Exercise description
In the listing below, pick out lines with "SRMTID".
** Start **
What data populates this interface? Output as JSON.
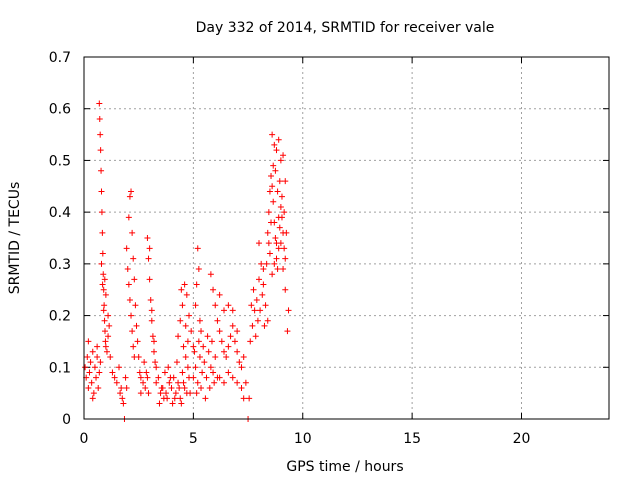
{
  "chart_data": {
    "type": "scatter",
    "title": "Day 332 of 2014, SRMTID for receiver vale",
    "xlabel": "GPS time / hours",
    "ylabel": "SRMTID / TECUs",
    "xlim": [
      0,
      24
    ],
    "ylim": [
      0,
      0.7
    ],
    "xticks": [
      0,
      5,
      10,
      15,
      20
    ],
    "xtick_labels": [
      "0",
      "5",
      "10",
      "15",
      "20"
    ],
    "yticks": [
      0,
      0.1,
      0.2,
      0.3,
      0.4,
      0.5,
      0.6,
      0.7
    ],
    "ytick_labels": [
      "0",
      "0.1",
      "0.2",
      "0.3",
      "0.4",
      "0.5",
      "0.6",
      "0.7"
    ],
    "grid": true,
    "marker": "+",
    "color": "#ff0000",
    "series": [
      {
        "name": "SRMTID",
        "points": [
          [
            0.05,
            0.1
          ],
          [
            0.1,
            0.08
          ],
          [
            0.15,
            0.12
          ],
          [
            0.2,
            0.06
          ],
          [
            0.25,
            0.09
          ],
          [
            0.3,
            0.11
          ],
          [
            0.35,
            0.07
          ],
          [
            0.4,
            0.13
          ],
          [
            0.45,
            0.05
          ],
          [
            0.5,
            0.1
          ],
          [
            0.55,
            0.08
          ],
          [
            0.6,
            0.12
          ],
          [
            0.65,
            0.06
          ],
          [
            0.7,
            0.09
          ],
          [
            0.75,
            0.11
          ],
          [
            0.2,
            0.15
          ],
          [
            0.4,
            0.04
          ],
          [
            0.6,
            0.14
          ],
          [
            0.7,
            0.61
          ],
          [
            0.72,
            0.58
          ],
          [
            0.74,
            0.55
          ],
          [
            0.76,
            0.52
          ],
          [
            0.78,
            0.48
          ],
          [
            0.8,
            0.44
          ],
          [
            0.82,
            0.4
          ],
          [
            0.84,
            0.36
          ],
          [
            0.86,
            0.32
          ],
          [
            0.88,
            0.28
          ],
          [
            0.9,
            0.25
          ],
          [
            0.92,
            0.22
          ],
          [
            0.94,
            0.19
          ],
          [
            0.96,
            0.17
          ],
          [
            0.98,
            0.15
          ],
          [
            1.0,
            0.14
          ],
          [
            1.05,
            0.13
          ],
          [
            1.1,
            0.16
          ],
          [
            1.15,
            0.18
          ],
          [
            1.2,
            0.12
          ],
          [
            0.8,
            0.3
          ],
          [
            0.85,
            0.26
          ],
          [
            0.9,
            0.21
          ],
          [
            0.95,
            0.27
          ],
          [
            1.0,
            0.24
          ],
          [
            1.1,
            0.2
          ],
          [
            1.3,
            0.09
          ],
          [
            1.4,
            0.08
          ],
          [
            1.5,
            0.07
          ],
          [
            1.6,
            0.1
          ],
          [
            1.65,
            0.05
          ],
          [
            1.7,
            0.06
          ],
          [
            1.75,
            0.04
          ],
          [
            1.8,
            0.03
          ],
          [
            1.85,
            0.0
          ],
          [
            1.9,
            0.08
          ],
          [
            1.95,
            0.06
          ],
          [
            1.95,
            0.33
          ],
          [
            2.0,
            0.29
          ],
          [
            2.05,
            0.26
          ],
          [
            2.1,
            0.23
          ],
          [
            2.15,
            0.2
          ],
          [
            2.2,
            0.17
          ],
          [
            2.25,
            0.14
          ],
          [
            2.3,
            0.12
          ],
          [
            2.05,
            0.39
          ],
          [
            2.1,
            0.43
          ],
          [
            2.15,
            0.44
          ],
          [
            2.2,
            0.36
          ],
          [
            2.25,
            0.31
          ],
          [
            2.3,
            0.27
          ],
          [
            2.35,
            0.22
          ],
          [
            2.4,
            0.18
          ],
          [
            2.45,
            0.15
          ],
          [
            2.5,
            0.12
          ],
          [
            2.55,
            0.09
          ],
          [
            2.6,
            0.08
          ],
          [
            2.7,
            0.07
          ],
          [
            2.8,
            0.06
          ],
          [
            2.9,
            0.08
          ],
          [
            2.95,
            0.05
          ],
          [
            2.75,
            0.11
          ],
          [
            2.85,
            0.09
          ],
          [
            2.6,
            0.05
          ],
          [
            2.9,
            0.35
          ],
          [
            2.95,
            0.31
          ],
          [
            3.0,
            0.27
          ],
          [
            3.05,
            0.23
          ],
          [
            3.1,
            0.19
          ],
          [
            3.15,
            0.16
          ],
          [
            3.2,
            0.13
          ],
          [
            3.25,
            0.11
          ],
          [
            3.3,
            0.1
          ],
          [
            3.0,
            0.33
          ],
          [
            3.1,
            0.21
          ],
          [
            3.2,
            0.15
          ],
          [
            3.3,
            0.07
          ],
          [
            3.4,
            0.08
          ],
          [
            3.5,
            0.05
          ],
          [
            3.6,
            0.06
          ],
          [
            3.7,
            0.09
          ],
          [
            3.8,
            0.04
          ],
          [
            3.9,
            0.07
          ],
          [
            4.0,
            0.06
          ],
          [
            4.1,
            0.08
          ],
          [
            4.2,
            0.05
          ],
          [
            4.3,
            0.07
          ],
          [
            4.4,
            0.04
          ],
          [
            4.5,
            0.09
          ],
          [
            4.6,
            0.06
          ],
          [
            4.7,
            0.05
          ],
          [
            4.8,
            0.08
          ],
          [
            3.45,
            0.03
          ],
          [
            3.65,
            0.04
          ],
          [
            3.85,
            0.1
          ],
          [
            4.05,
            0.03
          ],
          [
            4.25,
            0.11
          ],
          [
            4.45,
            0.03
          ],
          [
            4.65,
            0.12
          ],
          [
            3.55,
            0.06
          ],
          [
            3.75,
            0.05
          ],
          [
            3.95,
            0.08
          ],
          [
            4.15,
            0.04
          ],
          [
            4.35,
            0.06
          ],
          [
            4.55,
            0.07
          ],
          [
            4.75,
            0.1
          ],
          [
            4.85,
            0.05
          ],
          [
            4.3,
            0.16
          ],
          [
            4.4,
            0.19
          ],
          [
            4.5,
            0.22
          ],
          [
            4.6,
            0.26
          ],
          [
            4.7,
            0.24
          ],
          [
            4.8,
            0.2
          ],
          [
            4.9,
            0.17
          ],
          [
            5.0,
            0.14
          ],
          [
            4.55,
            0.14
          ],
          [
            4.65,
            0.18
          ],
          [
            4.45,
            0.25
          ],
          [
            4.75,
            0.15
          ],
          [
            5.0,
            0.08
          ],
          [
            5.1,
            0.1
          ],
          [
            5.2,
            0.07
          ],
          [
            5.3,
            0.12
          ],
          [
            5.4,
            0.09
          ],
          [
            5.5,
            0.11
          ],
          [
            5.6,
            0.08
          ],
          [
            5.7,
            0.13
          ],
          [
            5.8,
            0.1
          ],
          [
            5.9,
            0.09
          ],
          [
            6.0,
            0.12
          ],
          [
            6.1,
            0.08
          ],
          [
            5.15,
            0.05
          ],
          [
            5.35,
            0.06
          ],
          [
            5.55,
            0.04
          ],
          [
            5.75,
            0.06
          ],
          [
            5.95,
            0.07
          ],
          [
            5.05,
            0.13
          ],
          [
            5.25,
            0.15
          ],
          [
            5.45,
            0.14
          ],
          [
            5.65,
            0.16
          ],
          [
            5.85,
            0.15
          ],
          [
            5.1,
            0.22
          ],
          [
            5.15,
            0.26
          ],
          [
            5.2,
            0.33
          ],
          [
            5.25,
            0.29
          ],
          [
            5.3,
            0.19
          ],
          [
            5.35,
            0.17
          ],
          [
            5.8,
            0.28
          ],
          [
            5.9,
            0.25
          ],
          [
            6.0,
            0.22
          ],
          [
            6.1,
            0.19
          ],
          [
            6.2,
            0.17
          ],
          [
            6.3,
            0.15
          ],
          [
            6.4,
            0.13
          ],
          [
            6.5,
            0.12
          ],
          [
            6.6,
            0.14
          ],
          [
            6.7,
            0.16
          ],
          [
            6.8,
            0.18
          ],
          [
            6.9,
            0.15
          ],
          [
            7.0,
            0.13
          ],
          [
            7.1,
            0.11
          ],
          [
            7.2,
            0.1
          ],
          [
            7.3,
            0.12
          ],
          [
            6.2,
            0.24
          ],
          [
            6.4,
            0.21
          ],
          [
            6.6,
            0.22
          ],
          [
            6.8,
            0.21
          ],
          [
            7.0,
            0.17
          ],
          [
            6.2,
            0.08
          ],
          [
            6.4,
            0.07
          ],
          [
            6.6,
            0.09
          ],
          [
            6.8,
            0.08
          ],
          [
            7.0,
            0.07
          ],
          [
            7.2,
            0.06
          ],
          [
            7.4,
            0.07
          ],
          [
            7.5,
            0.0
          ],
          [
            7.55,
            0.04
          ],
          [
            7.3,
            0.04
          ],
          [
            7.6,
            0.15
          ],
          [
            7.7,
            0.18
          ],
          [
            7.8,
            0.21
          ],
          [
            7.9,
            0.23
          ],
          [
            8.0,
            0.27
          ],
          [
            8.1,
            0.3
          ],
          [
            8.2,
            0.26
          ],
          [
            8.3,
            0.22
          ],
          [
            8.4,
            0.19
          ],
          [
            7.75,
            0.25
          ],
          [
            7.85,
            0.16
          ],
          [
            7.95,
            0.19
          ],
          [
            8.05,
            0.21
          ],
          [
            8.15,
            0.24
          ],
          [
            8.25,
            0.18
          ],
          [
            7.65,
            0.22
          ],
          [
            8.0,
            0.34
          ],
          [
            8.2,
            0.29
          ],
          [
            8.35,
            0.3
          ],
          [
            8.4,
            0.36
          ],
          [
            8.45,
            0.4
          ],
          [
            8.5,
            0.44
          ],
          [
            8.55,
            0.47
          ],
          [
            8.6,
            0.45
          ],
          [
            8.65,
            0.42
          ],
          [
            8.7,
            0.38
          ],
          [
            8.75,
            0.35
          ],
          [
            8.8,
            0.31
          ],
          [
            8.85,
            0.29
          ],
          [
            8.9,
            0.33
          ],
          [
            8.95,
            0.37
          ],
          [
            9.0,
            0.41
          ],
          [
            9.05,
            0.39
          ],
          [
            9.1,
            0.36
          ],
          [
            9.15,
            0.33
          ],
          [
            9.2,
            0.31
          ],
          [
            8.6,
            0.55
          ],
          [
            8.7,
            0.53
          ],
          [
            8.8,
            0.52
          ],
          [
            8.9,
            0.54
          ],
          [
            9.0,
            0.5
          ],
          [
            9.1,
            0.51
          ],
          [
            9.2,
            0.46
          ],
          [
            8.5,
            0.32
          ],
          [
            8.6,
            0.28
          ],
          [
            8.7,
            0.3
          ],
          [
            8.8,
            0.34
          ],
          [
            8.9,
            0.39
          ],
          [
            9.0,
            0.34
          ],
          [
            9.1,
            0.29
          ],
          [
            9.2,
            0.25
          ],
          [
            9.3,
            0.17
          ],
          [
            9.35,
            0.21
          ],
          [
            8.65,
            0.49
          ],
          [
            8.75,
            0.48
          ],
          [
            8.85,
            0.44
          ],
          [
            8.95,
            0.46
          ],
          [
            9.05,
            0.43
          ],
          [
            9.15,
            0.4
          ],
          [
            9.25,
            0.36
          ],
          [
            8.55,
            0.38
          ],
          [
            8.45,
            0.34
          ]
        ]
      }
    ]
  }
}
** End **
Result for this task
    "title": "Day 332 of 2014, SRMTID for receiver vale",
    "ylabel": "SRMTID / TECUs",
        "name": "SRMTID",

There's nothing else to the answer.